Set exercise:
What number of lines hold the word "icon"? State that number and nothing besides.

Listing:
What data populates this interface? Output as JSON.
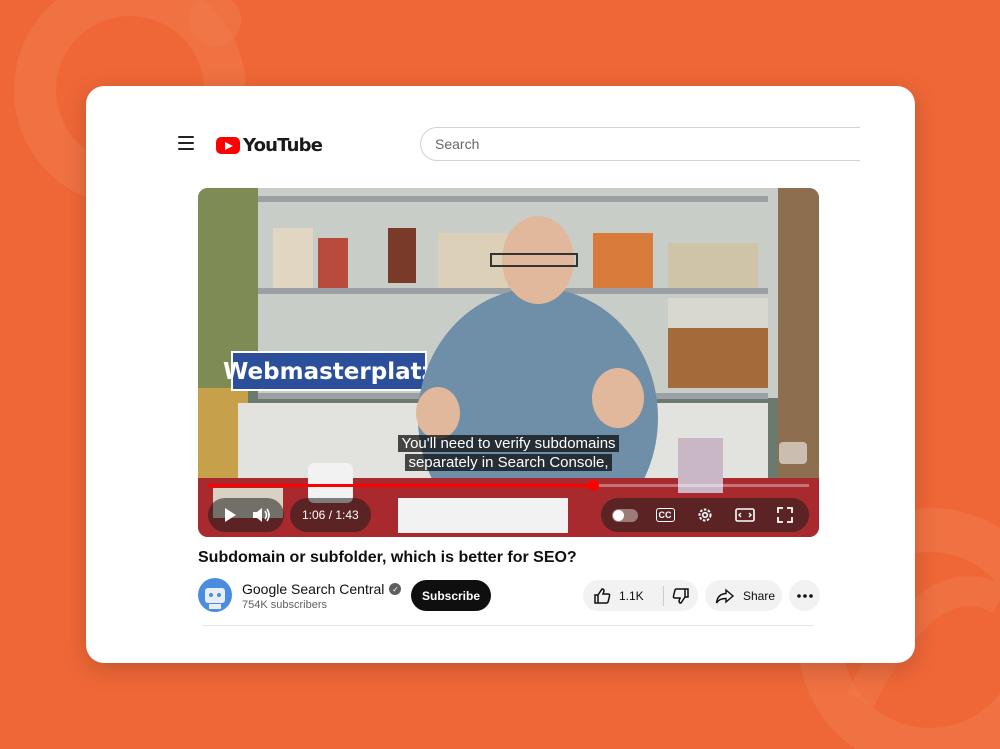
{
  "header": {
    "logo_text": "YouTube",
    "search_placeholder": "Search"
  },
  "player": {
    "captions": [
      "You'll need to verify subdomains",
      "separately in Search Console,"
    ],
    "sign_text": "Webmasterplatz",
    "time_display": "1:06 / 1:43",
    "progress_fraction": 0.64,
    "cc_label": "CC"
  },
  "video": {
    "title": "Subdomain or subfolder, which is better for SEO?",
    "channel_name": "Google Search Central",
    "subscribers": "754K subscribers",
    "subscribe_label": "Subscribe",
    "like_count": "1.1K",
    "share_label": "Share"
  },
  "colors": {
    "background": "#ef6737",
    "youtube_red": "#ff0000",
    "progress": "#ff0000"
  }
}
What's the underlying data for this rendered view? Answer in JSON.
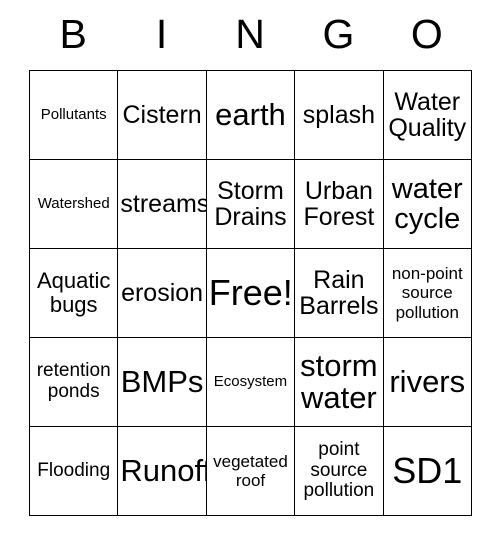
{
  "card": {
    "title": "BINGO",
    "header_letters": [
      "B",
      "I",
      "N",
      "G",
      "O"
    ],
    "free_space": "Free!",
    "colors": {
      "background": "#ffffff",
      "border": "#000000",
      "text": "#000000"
    },
    "rows": [
      [
        {
          "text": "Pollutants",
          "size": "s-xs"
        },
        {
          "text": "Cistern",
          "size": "s-xl"
        },
        {
          "text": "earth",
          "size": "s-3xl"
        },
        {
          "text": "splash",
          "size": "s-xl"
        },
        {
          "text": "Water Quality",
          "size": "s-xl"
        }
      ],
      [
        {
          "text": "Watershed",
          "size": "s-xs"
        },
        {
          "text": "streams",
          "size": "s-xl"
        },
        {
          "text": "Storm Drains",
          "size": "s-xl"
        },
        {
          "text": "Urban Forest",
          "size": "s-xl"
        },
        {
          "text": "water cycle",
          "size": "s-2xl"
        }
      ],
      [
        {
          "text": "Aquatic bugs",
          "size": "s-lg"
        },
        {
          "text": "erosion",
          "size": "s-xl"
        },
        {
          "text": "Free!",
          "size": "s-4xl"
        },
        {
          "text": "Rain Barrels",
          "size": "s-xl"
        },
        {
          "text": "non-point source pollution",
          "size": "s-sm"
        }
      ],
      [
        {
          "text": "retention ponds",
          "size": "s-md"
        },
        {
          "text": "BMPs",
          "size": "s-3xl"
        },
        {
          "text": "Ecosystem",
          "size": "s-xs"
        },
        {
          "text": "storm water",
          "size": "s-3xl"
        },
        {
          "text": "rivers",
          "size": "s-3xl"
        }
      ],
      [
        {
          "text": "Flooding",
          "size": "s-md"
        },
        {
          "text": "Runoff",
          "size": "s-3xl"
        },
        {
          "text": "vegetated roof",
          "size": "s-sm"
        },
        {
          "text": "point source pollution",
          "size": "s-md"
        },
        {
          "text": "SD1",
          "size": "s-4xl"
        }
      ]
    ]
  }
}
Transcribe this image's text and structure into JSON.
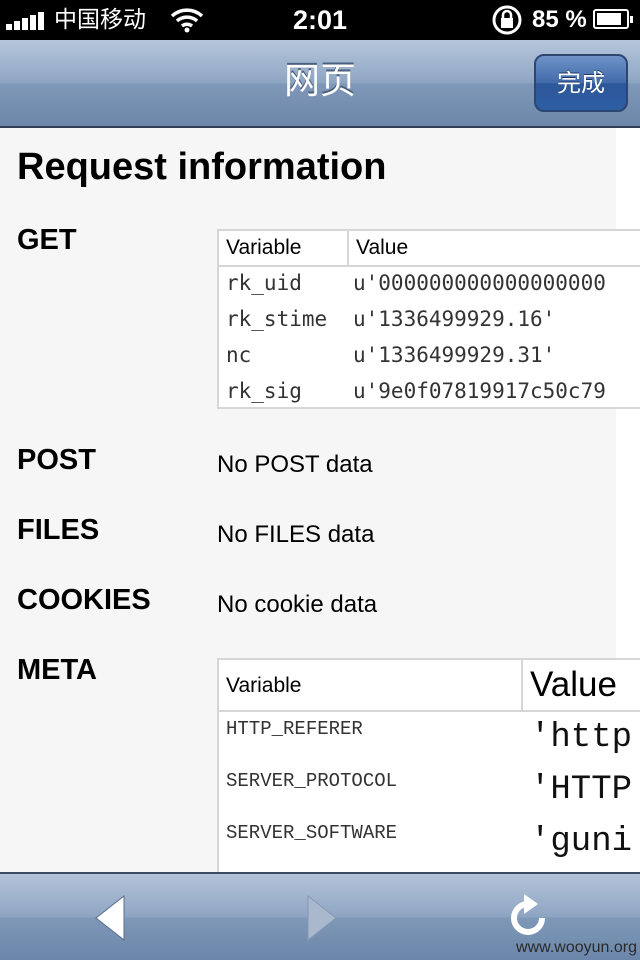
{
  "status_bar": {
    "carrier": "中国移动",
    "time": "2:01",
    "battery_text": "85 %",
    "battery_level": 0.85
  },
  "nav": {
    "title": "网页",
    "done_label": "完成"
  },
  "page": {
    "title": "Request information",
    "get": {
      "label": "GET",
      "headers": [
        "Variable",
        "Value"
      ],
      "rows": [
        {
          "key": "rk_uid",
          "value": "u'000000000000000000"
        },
        {
          "key": "rk_stime",
          "value": "u'1336499929.16'"
        },
        {
          "key": "nc",
          "value": "u'1336499929.31'"
        },
        {
          "key": "rk_sig",
          "value": "u'9e0f07819917c50c79"
        }
      ]
    },
    "post": {
      "label": "POST",
      "text": "No POST data"
    },
    "files": {
      "label": "FILES",
      "text": "No FILES data"
    },
    "cookies": {
      "label": "COOKIES",
      "text": "No cookie data"
    },
    "meta": {
      "label": "META",
      "headers": [
        "Variable",
        "Value"
      ],
      "rows": [
        {
          "key": "HTTP_REFERER",
          "value": "'http"
        },
        {
          "key": "SERVER_PROTOCOL",
          "value": "'HTTP"
        },
        {
          "key": "SERVER_SOFTWARE",
          "value": "'guni"
        }
      ]
    }
  },
  "toolbar": {
    "back_icon": "back-arrow-icon",
    "forward_icon": "forward-arrow-icon",
    "reload_icon": "reload-icon"
  },
  "watermark": "www.wooyun.org",
  "colors": {
    "nav_accent": "#8ea5c2",
    "done_button": "#416ba9",
    "page_background": "#f6f6f6"
  }
}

Solved exercise:
3